-- begin Input for this task --

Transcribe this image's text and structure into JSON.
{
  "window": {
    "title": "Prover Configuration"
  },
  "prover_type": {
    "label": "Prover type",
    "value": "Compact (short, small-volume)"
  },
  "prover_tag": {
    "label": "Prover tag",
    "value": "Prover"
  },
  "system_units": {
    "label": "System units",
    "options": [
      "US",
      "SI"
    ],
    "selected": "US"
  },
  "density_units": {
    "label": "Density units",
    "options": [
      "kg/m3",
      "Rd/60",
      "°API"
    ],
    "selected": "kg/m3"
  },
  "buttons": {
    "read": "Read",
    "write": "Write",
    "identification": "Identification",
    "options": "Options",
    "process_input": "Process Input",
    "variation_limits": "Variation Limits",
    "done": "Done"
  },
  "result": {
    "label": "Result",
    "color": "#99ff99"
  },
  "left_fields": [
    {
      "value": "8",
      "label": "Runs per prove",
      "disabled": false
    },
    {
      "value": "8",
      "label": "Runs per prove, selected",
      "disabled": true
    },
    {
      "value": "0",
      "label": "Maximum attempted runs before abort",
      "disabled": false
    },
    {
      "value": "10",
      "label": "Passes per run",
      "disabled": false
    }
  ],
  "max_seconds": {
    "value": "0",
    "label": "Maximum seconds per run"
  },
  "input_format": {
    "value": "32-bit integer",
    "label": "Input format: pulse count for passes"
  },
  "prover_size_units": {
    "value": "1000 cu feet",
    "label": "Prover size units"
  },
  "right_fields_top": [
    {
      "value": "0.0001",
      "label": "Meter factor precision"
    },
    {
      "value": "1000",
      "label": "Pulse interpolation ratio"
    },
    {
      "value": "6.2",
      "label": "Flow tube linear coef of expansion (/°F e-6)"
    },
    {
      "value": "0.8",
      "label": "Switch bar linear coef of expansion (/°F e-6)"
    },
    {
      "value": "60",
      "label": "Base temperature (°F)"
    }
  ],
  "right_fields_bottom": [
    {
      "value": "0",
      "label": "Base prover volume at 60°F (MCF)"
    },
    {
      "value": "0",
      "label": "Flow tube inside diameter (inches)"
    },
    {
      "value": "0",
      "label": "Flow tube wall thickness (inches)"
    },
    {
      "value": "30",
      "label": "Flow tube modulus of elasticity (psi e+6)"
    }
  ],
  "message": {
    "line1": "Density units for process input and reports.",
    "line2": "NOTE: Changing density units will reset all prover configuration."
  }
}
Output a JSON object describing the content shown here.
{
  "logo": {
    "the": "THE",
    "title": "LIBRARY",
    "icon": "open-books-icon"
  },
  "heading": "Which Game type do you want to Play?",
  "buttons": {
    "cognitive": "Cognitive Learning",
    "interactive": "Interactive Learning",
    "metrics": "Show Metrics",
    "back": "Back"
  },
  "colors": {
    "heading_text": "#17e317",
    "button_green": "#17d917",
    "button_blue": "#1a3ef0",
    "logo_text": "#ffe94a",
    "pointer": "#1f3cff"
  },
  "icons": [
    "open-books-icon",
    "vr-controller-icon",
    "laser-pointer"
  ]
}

-- end Input for this task --

Only the number is wanted: count the lines of the records that hold the word "title".

- **Full output**: 2